DESCRIPTION OF THE TASK: Make an exact copy of all the entries, but do not reproduce the pictures.

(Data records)
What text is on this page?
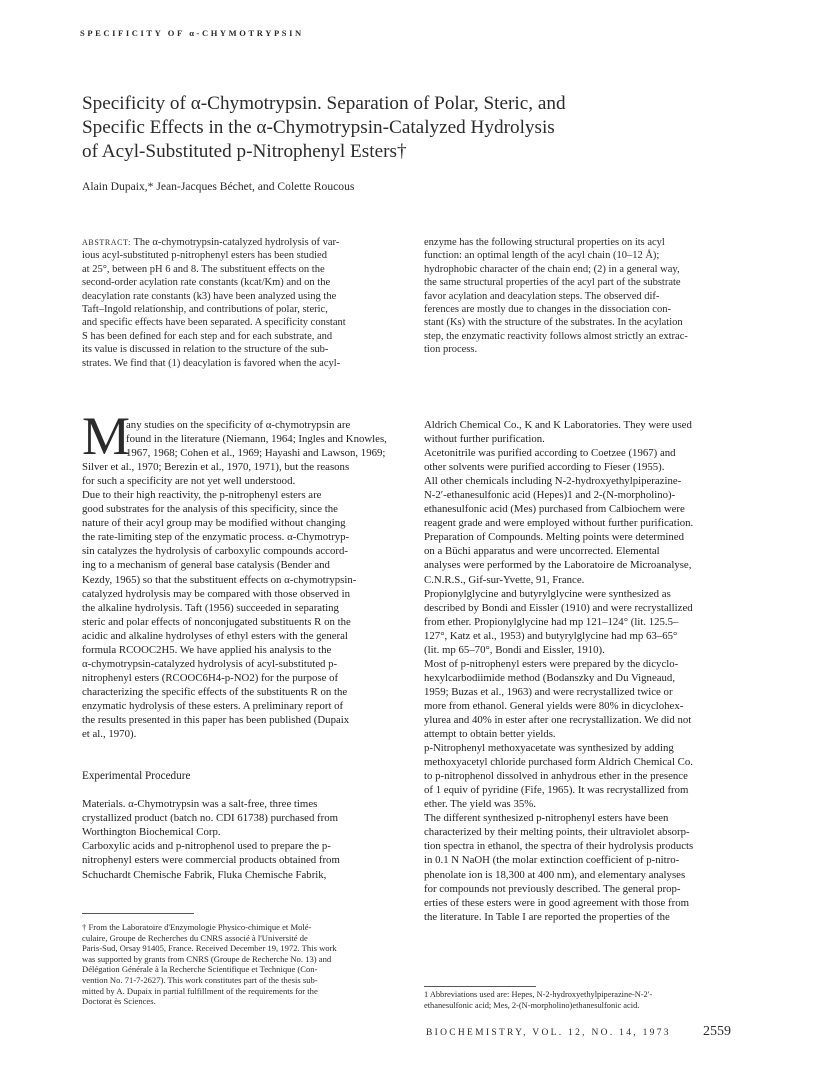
SPECIFICITY OF α-CHYMOTRYPSIN
Specificity of α-Chymotrypsin. Separation of Polar, Steric, and
Specific Effects in the α-Chymotrypsin-Catalyzed Hydrolysis
of Acyl-Substituted p-Nitrophenyl Esters†
Alain Dupaix,* Jean-Jacques Béchet, and Colette Roucous
ABSTRACT: The α-chymotrypsin-catalyzed hydrolysis of var-
ious acyl-substituted p-nitrophenyl esters has been studied
at 25°, between pH 6 and 8. The substituent effects on the
second-order acylation rate constants (kcat/Km) and on the
deacylation rate constants (k3) have been analyzed using the
Taft–Ingold relationship, and contributions of polar, steric,
and specific effects have been separated. A specificity constant
S has been defined for each step and for each substrate, and
its value is discussed in relation to the structure of the sub-
strates. We find that (1) deacylation is favored when the acyl-
enzyme has the following structural properties on its acyl
function: an optimal length of the acyl chain (10–12 Å);
hydrophobic character of the chain end; (2) in a general way,
the same structural properties of the acyl part of the substrate
favor acylation and deacylation steps. The observed dif-
ferences are mostly due to changes in the dissociation con-
stant (Ks) with the structure of the substrates. In the acylation
step, the enzymatic reactivity follows almost strictly an extrac-
tion process.
M
any studies on the specificity of α-chymotrypsin are
found in the literature (Niemann, 1964; Ingles and Knowles,
1967, 1968; Cohen et al., 1969; Hayashi and Lawson, 1969;
Silver et al., 1970; Berezin et al., 1970, 1971), but the reasons
for such a specificity are not yet well understood.
Due to their high reactivity, the p-nitrophenyl esters are
good substrates for the analysis of this specificity, since the
nature of their acyl group may be modified without changing
the rate-limiting step of the enzymatic process. α-Chymotryp-
sin catalyzes the hydrolysis of carboxylic compounds accord-
ing to a mechanism of general base catalysis (Bender and
Kezdy, 1965) so that the substituent effects on α-chymotrypsin-
catalyzed hydrolysis may be compared with those observed in
the alkaline hydrolysis. Taft (1956) succeeded in separating
steric and polar effects of nonconjugated substituents R on the
acidic and alkaline hydrolyses of ethyl esters with the general
formula RCOOC2H5. We have applied his analysis to the
α-chymotrypsin-catalyzed hydrolysis of acyl-substituted p-
nitrophenyl esters (RCOOC6H4-p-NO2) for the purpose of
characterizing the specific effects of the substituents R on the
enzymatic hydrolysis of these esters. A preliminary report of
the results presented in this paper has been published (Dupaix
et al., 1970).

Experimental Procedure

Materials. α-Chymotrypsin was a salt-free, three times
crystallized product (batch no. CDI 61738) purchased from
Worthington Biochemical Corp.
Carboxylic acids and p-nitrophenol used to prepare the p-
nitrophenyl esters were commercial products obtained from
Schuchardt Chemische Fabrik, Fluka Chemische Fabrik,
Aldrich Chemical Co., K and K Laboratories. They were used
without further purification.
Acetonitrile was purified according to Coetzee (1967) and
other solvents were purified according to Fieser (1955).
All other chemicals including N-2-hydroxyethylpiperazine-
N-2′-ethanesulfonic acid (Hepes)1 and 2-(N-morpholino)-
ethanesulfonic acid (Mes) purchased from Calbiochem were
reagent grade and were employed without further purification.
Preparation of Compounds. Melting points were determined
on a Büchi apparatus and were uncorrected. Elemental
analyses were performed by the Laboratoire de Microanalyse,
C.N.R.S., Gif-sur-Yvette, 91, France.
Propionylglycine and butyrylglycine were synthesized as
described by Bondi and Eissler (1910) and were recrystallized
from ether. Propionylglycine had mp 121–124° (lit. 125.5–
127°, Katz et al., 1953) and butyrylglycine had mp 63–65°
(lit. mp 65–70°, Bondi and Eissler, 1910).
Most of p-nitrophenyl esters were prepared by the dicyclo-
hexylcarbodiimide method (Bodanszky and Du Vigneaud,
1959; Buzas et al., 1963) and were recrystallized twice or
more from ethanol. General yields were 80% in dicyclohex-
ylurea and 40% in ester after one recrystallization. We did not
attempt to obtain better yields.
p-Nitrophenyl methoxyacetate was synthesized by adding
methoxyacetyl chloride purchased form Aldrich Chemical Co.
to p-nitrophenol dissolved in anhydrous ether in the presence
of 1 equiv of pyridine (Fife, 1965). It was recrystallized from
ether. The yield was 35%.
The different synthesized p-nitrophenyl esters have been
characterized by their melting points, their ultraviolet absorp-
tion spectra in ethanol, the spectra of their hydrolysis products
in 0.1 N NaOH (the molar extinction coefficient of p-nitro-
phenolate ion is 18,300 at 400 nm), and elementary analyses
for compounds not previously described. The general prop-
erties of these esters were in good agreement with those from
the literature. In Table I are reported the properties of the
† From the Laboratoire d'Enzymologie Physico-chimique et Molé-
culaire, Groupe de Recherches du CNRS associé à l'Université de
Paris-Sud, Orsay 91405, France. Received December 19, 1972. This work
was supported by grants from CNRS (Groupe de Recherche No. 13) and
Délégation Générale à la Recherche Scientifique et Technique (Con-
vention No. 71-7-2627). This work constitutes part of the thesis sub-
mitted by A. Dupaix in partial fulfillment of the requirements for the
Doctorat ès Sciences.
1 Abbreviations used are: Hepes, N-2-hydroxyethylpiperazine-N-2′-
ethanesulfonic acid; Mes, 2-(N-morpholino)ethanesulfonic acid.
BIOCHEMISTRY, VOL. 12, NO. 14, 1973 2559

SOLUTION FOR THIS TASK:
What text is on this page?
SPECIFICITY OF α-CHYMOTRYPSIN
Specificity of α-Chymotrypsin. Separation of Polar, Steric, and
Specific Effects in the α-Chymotrypsin-Catalyzed Hydrolysis
of Acyl-Substituted p-Nitrophenyl Esters†
Alain Dupaix,* Jean-Jacques Béchet, and Colette Roucous
ABSTRACT: The α-chymotrypsin-catalyzed hydrolysis of var-
ious acyl-substituted p-nitrophenyl esters has been studied
at 25°, between pH 6 and 8. The substituent effects on the
second-order acylation rate constants (kcat/Km) and on the
deacylation rate constants (k3) have been analyzed using the
Taft–Ingold relationship, and contributions of polar, steric,
and specific effects have been separated. A specificity constant
S has been defined for each step and for each substrate, and
its value is discussed in relation to the structure of the sub-
strates. We find that (1) deacylation is favored when the acyl-
enzyme has the following structural properties on its acyl
function: an optimal length of the acyl chain (10–12 Å);
hydrophobic character of the chain end; (2) in a general way,
the same structural properties of the acyl part of the substrate
favor acylation and deacylation steps. The observed dif-
ferences are mostly due to changes in the dissociation con-
stant (Ks) with the structure of the substrates. In the acylation
step, the enzymatic reactivity follows almost strictly an extrac-
tion process.
M
any studies on the specificity of α-chymotrypsin are
found in the literature (Niemann, 1964; Ingles and Knowles,
1967, 1968; Cohen et al., 1969; Hayashi and Lawson, 1969;
Silver et al., 1970; Berezin et al., 1970, 1971), but the reasons
for such a specificity are not yet well understood.
Due to their high reactivity, the p-nitrophenyl esters are
good substrates for the analysis of this specificity, since the
nature of their acyl group may be modified without changing
the rate-limiting step of the enzymatic process. α-Chymotryp-
sin catalyzes the hydrolysis of carboxylic compounds accord-
ing to a mechanism of general base catalysis (Bender and
Kezdy, 1965) so that the substituent effects on α-chymotrypsin-
catalyzed hydrolysis may be compared with those observed in
the alkaline hydrolysis. Taft (1956) succeeded in separating
steric and polar effects of nonconjugated substituents R on the
acidic and alkaline hydrolyses of ethyl esters with the general
formula RCOOC2H5. We have applied his analysis to the
α-chymotrypsin-catalyzed hydrolysis of acyl-substituted p-
nitrophenyl esters (RCOOC6H4-p-NO2) for the purpose of
characterizing the specific effects of the substituents R on the
enzymatic hydrolysis of these esters. A preliminary report of
the results presented in this paper has been published (Dupaix
et al., 1970).

Experimental Procedure

Materials. α-Chymotrypsin was a salt-free, three times
crystallized product (batch no. CDI 61738) purchased from
Worthington Biochemical Corp.
Carboxylic acids and p-nitrophenol used to prepare the p-
nitrophenyl esters were commercial products obtained from
Schuchardt Chemische Fabrik, Fluka Chemische Fabrik,
Aldrich Chemical Co., K and K Laboratories. They were used
without further purification.
Acetonitrile was purified according to Coetzee (1967) and
other solvents were purified according to Fieser (1955).
All other chemicals including N-2-hydroxyethylpiperazine-
N-2′-ethanesulfonic acid (Hepes)1 and 2-(N-morpholino)-
ethanesulfonic acid (Mes) purchased from Calbiochem were
reagent grade and were employed without further purification.
Preparation of Compounds. Melting points were determined
on a Büchi apparatus and were uncorrected. Elemental
analyses were performed by the Laboratoire de Microanalyse,
C.N.R.S., Gif-sur-Yvette, 91, France.
Propionylglycine and butyrylglycine were synthesized as
described by Bondi and Eissler (1910) and were recrystallized
from ether. Propionylglycine had mp 121–124° (lit. 125.5–
127°, Katz et al., 1953) and butyrylglycine had mp 63–65°
(lit. mp 65–70°, Bondi and Eissler, 1910).
Most of p-nitrophenyl esters were prepared by the dicyclo-
hexylcarbodiimide method (Bodanszky and Du Vigneaud,
1959; Buzas et al., 1963) and were recrystallized twice or
more from ethanol. General yields were 80% in dicyclohex-
ylurea and 40% in ester after one recrystallization. We did not
attempt to obtain better yields.
p-Nitrophenyl methoxyacetate was synthesized by adding
methoxyacetyl chloride purchased form Aldrich Chemical Co.
to p-nitrophenol dissolved in anhydrous ether in the presence
of 1 equiv of pyridine (Fife, 1965). It was recrystallized from
ether. The yield was 35%.
The different synthesized p-nitrophenyl esters have been
characterized by their melting points, their ultraviolet absorp-
tion spectra in ethanol, the spectra of their hydrolysis products
in 0.1 N NaOH (the molar extinction coefficient of p-nitro-
phenolate ion is 18,300 at 400 nm), and elementary analyses
for compounds not previously described. The general prop-
erties of these esters were in good agreement with those from
the literature. In Table I are reported the properties of the
† From the Laboratoire d'Enzymologie Physico-chimique et Molé-
culaire, Groupe de Recherches du CNRS associé à l'Université de
Paris-Sud, Orsay 91405, France. Received December 19, 1972. This work
was supported by grants from CNRS (Groupe de Recherche No. 13) and
Délégation Générale à la Recherche Scientifique et Technique (Con-
vention No. 71-7-2627). This work constitutes part of the thesis sub-
mitted by A. Dupaix in partial fulfillment of the requirements for the
Doctorat ès Sciences.
1 Abbreviations used are: Hepes, N-2-hydroxyethylpiperazine-N-2′-
ethanesulfonic acid; Mes, 2-(N-morpholino)ethanesulfonic acid.
BIOCHEMISTRY, VOL. 12, NO. 14, 1973 2559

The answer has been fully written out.